__Work to complete__.
Copy all lines of the listing that include the string "text".

__Record list__.
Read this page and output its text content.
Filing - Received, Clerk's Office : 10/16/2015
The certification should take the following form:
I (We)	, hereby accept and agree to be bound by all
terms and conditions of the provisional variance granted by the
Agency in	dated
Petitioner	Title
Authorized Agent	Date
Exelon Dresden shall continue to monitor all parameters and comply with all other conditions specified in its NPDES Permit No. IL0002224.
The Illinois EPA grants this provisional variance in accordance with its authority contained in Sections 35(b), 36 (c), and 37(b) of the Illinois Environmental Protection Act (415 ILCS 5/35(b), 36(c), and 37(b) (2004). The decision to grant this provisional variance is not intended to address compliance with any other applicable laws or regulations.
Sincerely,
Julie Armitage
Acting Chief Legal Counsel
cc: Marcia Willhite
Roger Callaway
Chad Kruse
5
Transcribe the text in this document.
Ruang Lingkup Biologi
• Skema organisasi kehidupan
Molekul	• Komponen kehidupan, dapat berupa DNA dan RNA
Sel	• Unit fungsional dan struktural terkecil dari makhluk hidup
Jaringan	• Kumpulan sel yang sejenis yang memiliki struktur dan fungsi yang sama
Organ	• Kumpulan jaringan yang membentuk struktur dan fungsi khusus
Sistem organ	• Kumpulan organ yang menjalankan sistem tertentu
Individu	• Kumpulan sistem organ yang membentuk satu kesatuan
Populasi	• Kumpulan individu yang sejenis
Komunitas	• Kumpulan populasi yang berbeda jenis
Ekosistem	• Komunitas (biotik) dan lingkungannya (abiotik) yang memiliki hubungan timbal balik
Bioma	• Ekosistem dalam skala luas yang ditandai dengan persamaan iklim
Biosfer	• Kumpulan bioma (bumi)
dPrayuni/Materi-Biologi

__Solution for this problem__.
Read this page and output its text content.
Transcribe the text in this document.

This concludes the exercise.